**TASK STATEMENT**
Extract every line below that contains the word "County".

**STORED DATA**
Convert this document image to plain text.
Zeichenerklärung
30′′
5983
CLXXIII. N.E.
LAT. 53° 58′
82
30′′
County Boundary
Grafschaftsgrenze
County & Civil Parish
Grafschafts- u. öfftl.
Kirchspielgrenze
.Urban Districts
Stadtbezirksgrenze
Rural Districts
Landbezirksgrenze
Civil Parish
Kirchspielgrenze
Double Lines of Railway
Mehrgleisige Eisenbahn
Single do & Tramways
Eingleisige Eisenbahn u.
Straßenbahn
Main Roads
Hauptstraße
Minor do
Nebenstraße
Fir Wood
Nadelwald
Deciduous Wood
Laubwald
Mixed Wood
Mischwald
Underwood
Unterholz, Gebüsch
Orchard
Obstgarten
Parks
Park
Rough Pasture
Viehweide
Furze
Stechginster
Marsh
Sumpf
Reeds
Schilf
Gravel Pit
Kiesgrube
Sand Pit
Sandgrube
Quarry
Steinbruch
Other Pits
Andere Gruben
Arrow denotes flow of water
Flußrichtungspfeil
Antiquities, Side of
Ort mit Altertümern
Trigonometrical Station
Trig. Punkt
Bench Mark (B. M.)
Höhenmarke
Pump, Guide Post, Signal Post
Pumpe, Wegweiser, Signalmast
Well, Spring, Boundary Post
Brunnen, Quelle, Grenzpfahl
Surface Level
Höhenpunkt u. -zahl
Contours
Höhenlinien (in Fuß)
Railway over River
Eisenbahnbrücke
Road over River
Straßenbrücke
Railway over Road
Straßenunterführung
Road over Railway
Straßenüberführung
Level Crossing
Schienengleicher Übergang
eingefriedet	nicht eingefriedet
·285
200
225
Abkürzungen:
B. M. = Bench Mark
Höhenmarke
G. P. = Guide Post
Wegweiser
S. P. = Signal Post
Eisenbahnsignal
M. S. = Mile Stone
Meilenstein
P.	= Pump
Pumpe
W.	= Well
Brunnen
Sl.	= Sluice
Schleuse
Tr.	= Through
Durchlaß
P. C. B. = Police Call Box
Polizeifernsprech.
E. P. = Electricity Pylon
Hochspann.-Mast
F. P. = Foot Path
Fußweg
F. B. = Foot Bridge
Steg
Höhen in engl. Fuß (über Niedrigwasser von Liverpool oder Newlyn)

**THE ANSWER**
County Boundary
County & Civil Parish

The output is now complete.